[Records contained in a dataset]
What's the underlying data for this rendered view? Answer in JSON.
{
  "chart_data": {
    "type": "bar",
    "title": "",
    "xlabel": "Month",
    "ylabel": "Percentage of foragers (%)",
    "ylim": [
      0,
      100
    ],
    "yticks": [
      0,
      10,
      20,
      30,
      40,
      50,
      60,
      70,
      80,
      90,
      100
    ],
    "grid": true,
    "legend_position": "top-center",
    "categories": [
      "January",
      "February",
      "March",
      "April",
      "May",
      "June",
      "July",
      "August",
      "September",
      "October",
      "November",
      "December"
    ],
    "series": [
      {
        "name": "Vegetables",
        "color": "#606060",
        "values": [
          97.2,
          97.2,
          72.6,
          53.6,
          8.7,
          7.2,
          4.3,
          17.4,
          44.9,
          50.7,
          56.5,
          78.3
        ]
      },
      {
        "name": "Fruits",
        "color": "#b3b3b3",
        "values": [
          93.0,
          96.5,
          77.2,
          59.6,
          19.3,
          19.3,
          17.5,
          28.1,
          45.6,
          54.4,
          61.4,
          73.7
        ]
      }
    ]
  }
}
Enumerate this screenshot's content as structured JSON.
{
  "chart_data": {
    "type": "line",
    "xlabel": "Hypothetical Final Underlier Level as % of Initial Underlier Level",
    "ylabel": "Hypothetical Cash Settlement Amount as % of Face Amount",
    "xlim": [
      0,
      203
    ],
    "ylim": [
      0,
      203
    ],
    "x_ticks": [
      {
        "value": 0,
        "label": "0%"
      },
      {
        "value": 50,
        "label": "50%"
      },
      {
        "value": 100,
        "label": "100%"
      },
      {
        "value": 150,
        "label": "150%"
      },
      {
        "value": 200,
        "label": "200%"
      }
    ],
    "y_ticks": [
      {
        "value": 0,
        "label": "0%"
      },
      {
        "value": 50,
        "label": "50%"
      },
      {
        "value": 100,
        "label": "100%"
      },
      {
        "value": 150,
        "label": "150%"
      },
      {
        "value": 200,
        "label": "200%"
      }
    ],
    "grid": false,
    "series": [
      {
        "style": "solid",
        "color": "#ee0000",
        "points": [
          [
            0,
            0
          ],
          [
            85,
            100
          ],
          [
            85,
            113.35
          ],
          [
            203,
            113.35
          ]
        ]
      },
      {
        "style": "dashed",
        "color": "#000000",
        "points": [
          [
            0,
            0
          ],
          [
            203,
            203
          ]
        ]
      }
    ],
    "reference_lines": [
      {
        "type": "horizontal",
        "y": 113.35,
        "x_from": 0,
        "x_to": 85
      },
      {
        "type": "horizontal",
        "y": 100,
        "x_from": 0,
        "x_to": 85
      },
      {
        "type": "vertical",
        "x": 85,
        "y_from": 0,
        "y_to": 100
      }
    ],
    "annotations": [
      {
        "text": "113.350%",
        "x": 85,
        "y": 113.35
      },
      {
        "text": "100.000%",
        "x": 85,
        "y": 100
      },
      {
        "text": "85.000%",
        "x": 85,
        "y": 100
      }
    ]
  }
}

Goal: Select the lines from the entries that include the word "xlabel".

Answer to the problem:
    "xlabel": "Month",
    "xlabel": "Hypothetical Final Underlier Level as % of Initial Underlier Level",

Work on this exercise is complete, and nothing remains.